-- Start Materials provided --

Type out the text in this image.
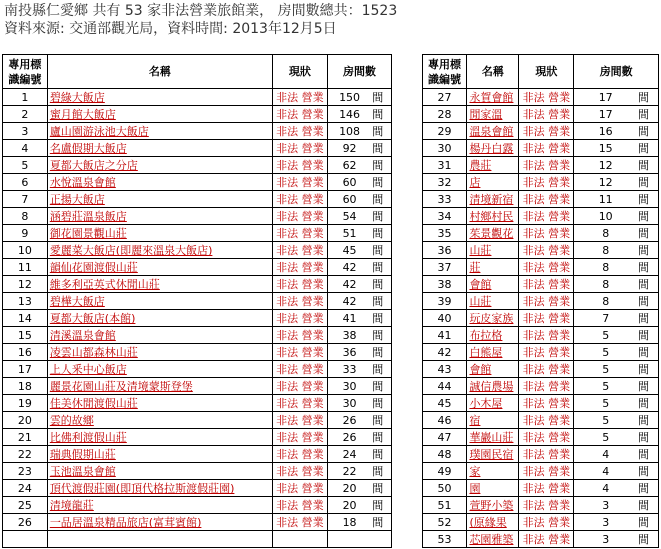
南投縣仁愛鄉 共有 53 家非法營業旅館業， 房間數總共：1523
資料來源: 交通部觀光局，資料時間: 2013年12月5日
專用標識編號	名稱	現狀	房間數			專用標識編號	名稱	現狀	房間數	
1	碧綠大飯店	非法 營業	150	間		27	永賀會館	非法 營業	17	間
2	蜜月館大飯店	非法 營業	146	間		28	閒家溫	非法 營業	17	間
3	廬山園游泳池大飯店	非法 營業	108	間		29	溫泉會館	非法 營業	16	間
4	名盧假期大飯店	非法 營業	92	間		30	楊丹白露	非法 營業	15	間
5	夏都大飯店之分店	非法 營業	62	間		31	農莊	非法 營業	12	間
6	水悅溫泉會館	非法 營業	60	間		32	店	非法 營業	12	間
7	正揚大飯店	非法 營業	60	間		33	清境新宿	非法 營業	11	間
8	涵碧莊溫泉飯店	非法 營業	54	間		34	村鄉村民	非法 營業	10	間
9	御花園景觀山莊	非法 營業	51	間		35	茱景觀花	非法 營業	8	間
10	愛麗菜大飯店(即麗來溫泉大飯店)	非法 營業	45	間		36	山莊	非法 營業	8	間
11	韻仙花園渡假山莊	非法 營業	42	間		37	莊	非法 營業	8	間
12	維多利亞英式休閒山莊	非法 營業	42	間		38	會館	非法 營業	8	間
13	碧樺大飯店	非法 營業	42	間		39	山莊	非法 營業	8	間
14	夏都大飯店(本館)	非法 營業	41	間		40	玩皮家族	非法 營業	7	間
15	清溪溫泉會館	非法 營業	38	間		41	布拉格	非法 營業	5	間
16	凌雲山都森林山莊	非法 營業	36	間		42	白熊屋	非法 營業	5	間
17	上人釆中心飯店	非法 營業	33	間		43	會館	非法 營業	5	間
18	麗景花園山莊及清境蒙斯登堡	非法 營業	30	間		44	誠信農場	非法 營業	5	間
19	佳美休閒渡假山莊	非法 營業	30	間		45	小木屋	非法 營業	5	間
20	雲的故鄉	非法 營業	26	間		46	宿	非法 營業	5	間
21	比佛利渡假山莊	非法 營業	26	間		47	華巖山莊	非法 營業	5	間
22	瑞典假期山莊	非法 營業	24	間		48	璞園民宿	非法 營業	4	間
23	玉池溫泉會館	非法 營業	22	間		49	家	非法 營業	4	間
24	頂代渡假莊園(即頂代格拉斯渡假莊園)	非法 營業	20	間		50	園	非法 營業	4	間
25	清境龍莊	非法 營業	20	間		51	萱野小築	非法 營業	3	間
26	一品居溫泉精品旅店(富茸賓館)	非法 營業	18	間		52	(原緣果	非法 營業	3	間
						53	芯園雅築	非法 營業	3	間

-- End Materials provided --
-- Start Materials provided --

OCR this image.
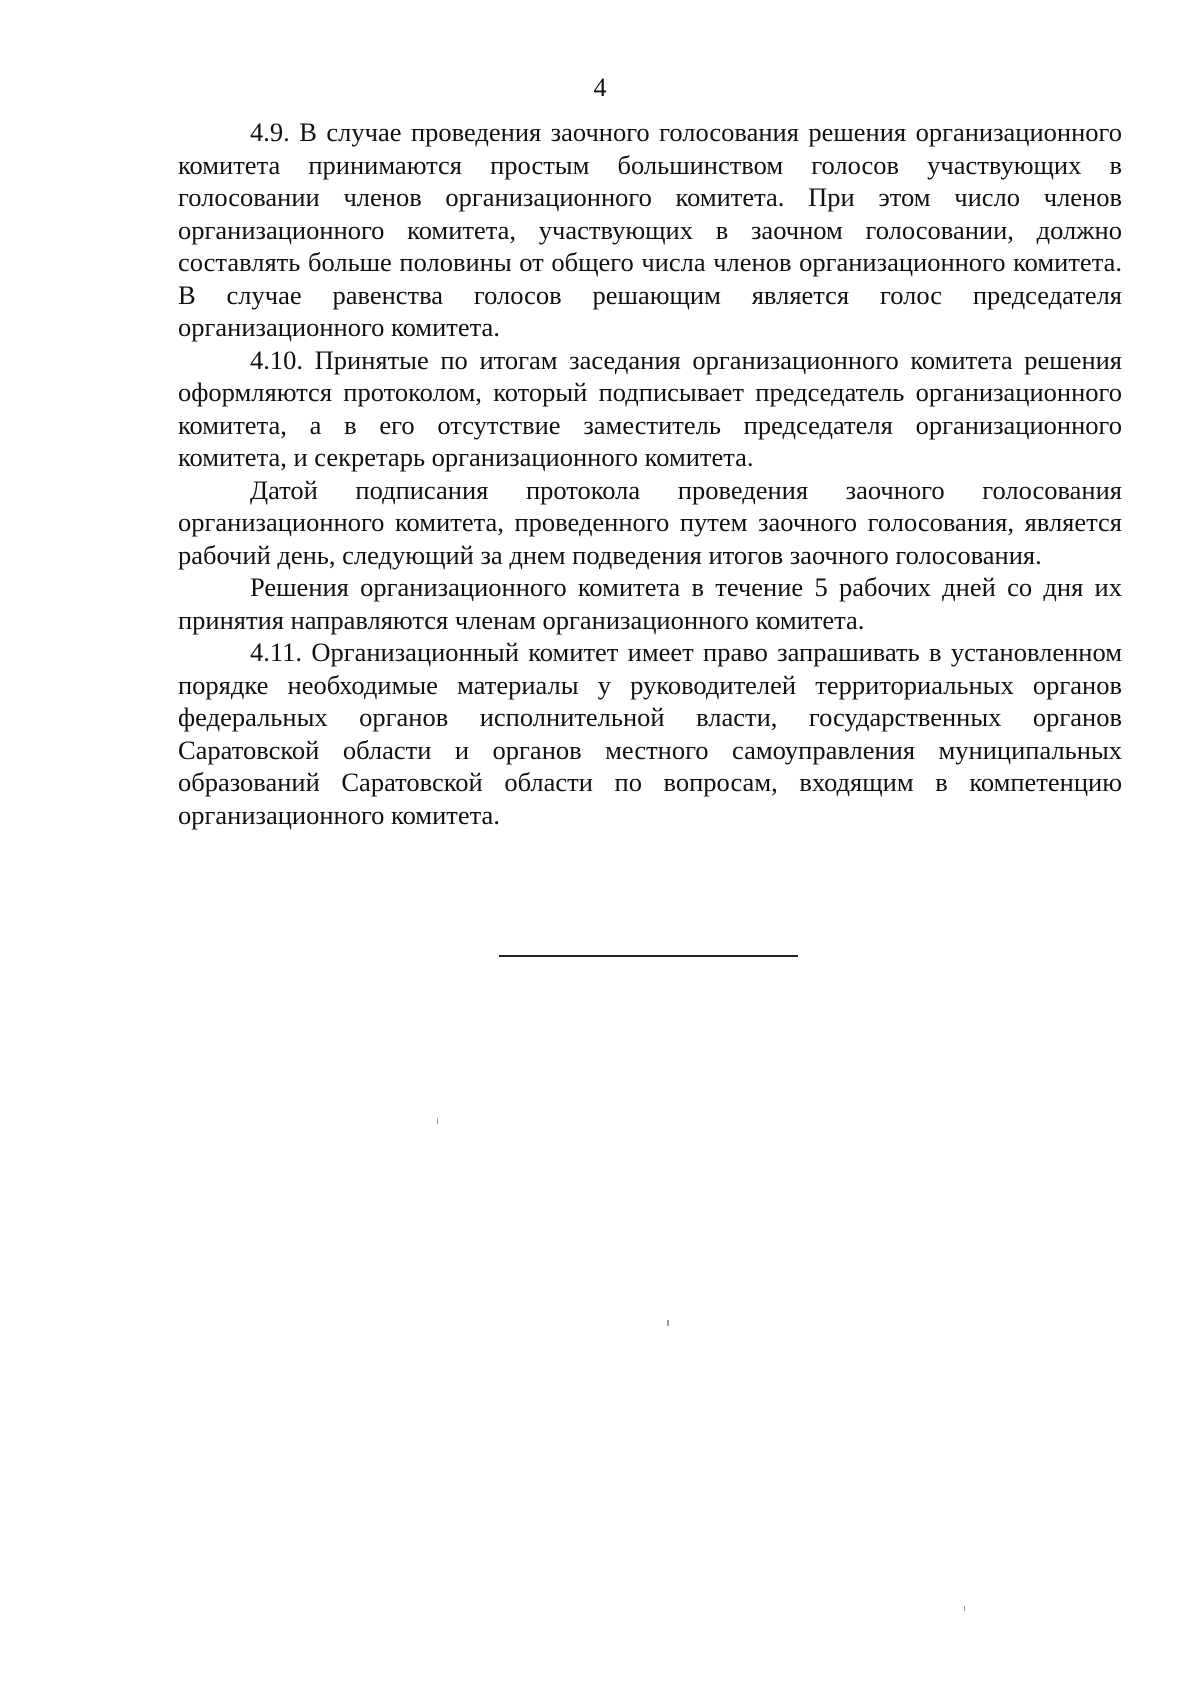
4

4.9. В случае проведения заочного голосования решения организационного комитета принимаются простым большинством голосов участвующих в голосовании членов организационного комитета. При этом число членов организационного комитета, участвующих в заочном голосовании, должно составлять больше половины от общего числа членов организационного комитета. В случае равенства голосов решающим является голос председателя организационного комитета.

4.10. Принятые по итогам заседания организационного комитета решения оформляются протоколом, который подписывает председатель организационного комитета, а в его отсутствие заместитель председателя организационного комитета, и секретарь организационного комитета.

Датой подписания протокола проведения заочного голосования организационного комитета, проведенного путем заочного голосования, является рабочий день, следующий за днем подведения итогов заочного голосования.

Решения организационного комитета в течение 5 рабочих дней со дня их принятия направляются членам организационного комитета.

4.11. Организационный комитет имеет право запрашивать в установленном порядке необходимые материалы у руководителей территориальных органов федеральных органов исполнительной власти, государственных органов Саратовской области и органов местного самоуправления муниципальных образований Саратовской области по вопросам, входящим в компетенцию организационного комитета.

-- End Materials provided --

What you should do: Go through the listing above and pull out each line containing the word "this".

Reply to the exercise:
Type out the text in this image.
OCR this image.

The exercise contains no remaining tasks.